━━━ Records provided
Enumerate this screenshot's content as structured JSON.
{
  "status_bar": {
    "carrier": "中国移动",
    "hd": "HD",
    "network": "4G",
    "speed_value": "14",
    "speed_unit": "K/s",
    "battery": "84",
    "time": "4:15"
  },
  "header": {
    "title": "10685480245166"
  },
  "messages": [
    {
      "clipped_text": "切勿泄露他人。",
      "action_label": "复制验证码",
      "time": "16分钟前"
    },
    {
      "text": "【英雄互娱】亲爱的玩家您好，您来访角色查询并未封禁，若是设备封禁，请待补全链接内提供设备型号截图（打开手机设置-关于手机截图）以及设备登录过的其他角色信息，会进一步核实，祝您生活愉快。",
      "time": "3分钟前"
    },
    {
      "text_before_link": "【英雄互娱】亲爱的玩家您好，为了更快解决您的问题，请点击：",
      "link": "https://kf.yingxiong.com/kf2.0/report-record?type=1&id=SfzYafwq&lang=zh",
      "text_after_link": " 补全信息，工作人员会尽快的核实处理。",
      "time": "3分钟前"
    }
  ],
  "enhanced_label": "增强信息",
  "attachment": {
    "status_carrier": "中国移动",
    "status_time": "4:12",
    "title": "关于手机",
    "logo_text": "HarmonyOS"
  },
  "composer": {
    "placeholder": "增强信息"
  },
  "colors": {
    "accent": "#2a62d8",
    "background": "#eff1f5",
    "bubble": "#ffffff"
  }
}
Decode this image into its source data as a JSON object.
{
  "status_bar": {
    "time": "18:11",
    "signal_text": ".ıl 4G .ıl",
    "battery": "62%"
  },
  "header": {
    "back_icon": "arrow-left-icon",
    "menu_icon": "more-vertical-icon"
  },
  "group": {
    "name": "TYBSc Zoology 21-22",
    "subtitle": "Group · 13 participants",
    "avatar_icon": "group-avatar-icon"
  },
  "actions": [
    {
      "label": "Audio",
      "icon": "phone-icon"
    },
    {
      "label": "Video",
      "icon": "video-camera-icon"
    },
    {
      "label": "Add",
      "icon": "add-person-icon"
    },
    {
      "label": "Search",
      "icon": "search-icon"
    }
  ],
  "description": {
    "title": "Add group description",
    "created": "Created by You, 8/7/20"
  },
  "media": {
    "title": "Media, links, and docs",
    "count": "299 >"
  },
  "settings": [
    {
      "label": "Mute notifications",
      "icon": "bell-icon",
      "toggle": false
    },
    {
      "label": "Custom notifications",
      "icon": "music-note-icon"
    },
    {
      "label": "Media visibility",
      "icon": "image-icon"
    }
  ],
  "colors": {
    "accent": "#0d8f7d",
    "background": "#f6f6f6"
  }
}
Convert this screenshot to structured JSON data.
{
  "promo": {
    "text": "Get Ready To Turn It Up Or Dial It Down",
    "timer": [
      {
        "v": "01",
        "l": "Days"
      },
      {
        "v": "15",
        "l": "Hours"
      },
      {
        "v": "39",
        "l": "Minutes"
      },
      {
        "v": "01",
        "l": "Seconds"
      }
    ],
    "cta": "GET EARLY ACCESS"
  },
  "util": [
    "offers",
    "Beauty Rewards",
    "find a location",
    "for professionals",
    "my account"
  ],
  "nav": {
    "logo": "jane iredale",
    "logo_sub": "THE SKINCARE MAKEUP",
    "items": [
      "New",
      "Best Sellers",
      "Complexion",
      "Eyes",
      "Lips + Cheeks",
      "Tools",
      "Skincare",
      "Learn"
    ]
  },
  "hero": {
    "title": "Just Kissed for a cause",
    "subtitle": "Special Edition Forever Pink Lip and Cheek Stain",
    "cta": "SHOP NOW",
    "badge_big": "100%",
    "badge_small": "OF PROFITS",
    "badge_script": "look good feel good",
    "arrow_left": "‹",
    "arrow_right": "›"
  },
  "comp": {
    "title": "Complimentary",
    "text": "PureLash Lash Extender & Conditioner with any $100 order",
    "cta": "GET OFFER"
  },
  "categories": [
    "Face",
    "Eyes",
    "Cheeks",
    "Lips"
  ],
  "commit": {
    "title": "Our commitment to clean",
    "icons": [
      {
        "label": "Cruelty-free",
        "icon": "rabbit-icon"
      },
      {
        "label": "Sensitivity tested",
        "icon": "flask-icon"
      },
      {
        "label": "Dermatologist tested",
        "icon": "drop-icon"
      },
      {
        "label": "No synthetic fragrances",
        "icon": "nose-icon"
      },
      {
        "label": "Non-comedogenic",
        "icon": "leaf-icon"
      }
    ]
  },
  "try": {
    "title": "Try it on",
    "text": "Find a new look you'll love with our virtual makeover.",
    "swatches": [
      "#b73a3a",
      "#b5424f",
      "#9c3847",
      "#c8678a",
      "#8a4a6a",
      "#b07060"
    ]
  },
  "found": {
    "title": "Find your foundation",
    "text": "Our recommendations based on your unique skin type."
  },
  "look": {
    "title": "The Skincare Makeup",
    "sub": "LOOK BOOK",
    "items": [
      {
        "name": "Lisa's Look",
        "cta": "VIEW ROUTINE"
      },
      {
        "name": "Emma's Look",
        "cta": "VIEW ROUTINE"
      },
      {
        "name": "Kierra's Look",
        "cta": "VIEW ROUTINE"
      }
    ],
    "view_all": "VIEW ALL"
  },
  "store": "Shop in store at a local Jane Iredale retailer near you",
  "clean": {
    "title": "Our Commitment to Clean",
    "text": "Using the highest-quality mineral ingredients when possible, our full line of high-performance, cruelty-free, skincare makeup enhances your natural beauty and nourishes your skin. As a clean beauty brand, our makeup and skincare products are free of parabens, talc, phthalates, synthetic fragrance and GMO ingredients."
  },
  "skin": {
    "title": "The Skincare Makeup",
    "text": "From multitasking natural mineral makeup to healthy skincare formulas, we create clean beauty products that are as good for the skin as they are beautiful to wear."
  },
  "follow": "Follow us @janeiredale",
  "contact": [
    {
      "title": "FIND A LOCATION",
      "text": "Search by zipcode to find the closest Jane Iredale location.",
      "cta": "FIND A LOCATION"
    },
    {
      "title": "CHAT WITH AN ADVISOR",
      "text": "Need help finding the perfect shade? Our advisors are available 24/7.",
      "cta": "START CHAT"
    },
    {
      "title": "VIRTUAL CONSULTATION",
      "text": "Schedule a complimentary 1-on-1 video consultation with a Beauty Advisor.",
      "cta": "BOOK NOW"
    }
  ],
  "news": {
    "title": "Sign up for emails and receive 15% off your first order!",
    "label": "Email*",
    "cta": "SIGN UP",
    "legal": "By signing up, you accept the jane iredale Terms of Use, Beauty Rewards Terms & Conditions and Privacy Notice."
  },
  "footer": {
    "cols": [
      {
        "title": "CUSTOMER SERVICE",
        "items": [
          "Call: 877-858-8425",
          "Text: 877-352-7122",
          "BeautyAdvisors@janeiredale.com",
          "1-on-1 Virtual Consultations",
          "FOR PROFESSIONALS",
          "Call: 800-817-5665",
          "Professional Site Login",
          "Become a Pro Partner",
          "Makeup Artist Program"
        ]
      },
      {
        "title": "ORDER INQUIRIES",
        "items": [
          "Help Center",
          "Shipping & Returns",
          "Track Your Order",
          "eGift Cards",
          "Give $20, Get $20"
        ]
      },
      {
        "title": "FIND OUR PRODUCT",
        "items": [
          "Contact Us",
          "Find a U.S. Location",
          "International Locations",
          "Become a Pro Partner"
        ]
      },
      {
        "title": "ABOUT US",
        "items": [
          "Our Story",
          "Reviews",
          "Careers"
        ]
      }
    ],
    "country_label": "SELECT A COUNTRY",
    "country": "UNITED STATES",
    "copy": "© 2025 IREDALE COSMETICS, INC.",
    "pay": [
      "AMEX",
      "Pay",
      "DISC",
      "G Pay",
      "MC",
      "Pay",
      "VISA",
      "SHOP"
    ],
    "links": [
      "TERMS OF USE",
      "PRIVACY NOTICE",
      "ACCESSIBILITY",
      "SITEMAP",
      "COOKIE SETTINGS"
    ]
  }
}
━━━━━━
### What to produce
Scan the listing above and identify each line holding the string "CHAT"; copy every such line.

### Correct result
      "title": "CHAT WITH AN ADVISOR",
      "cta": "START CHAT"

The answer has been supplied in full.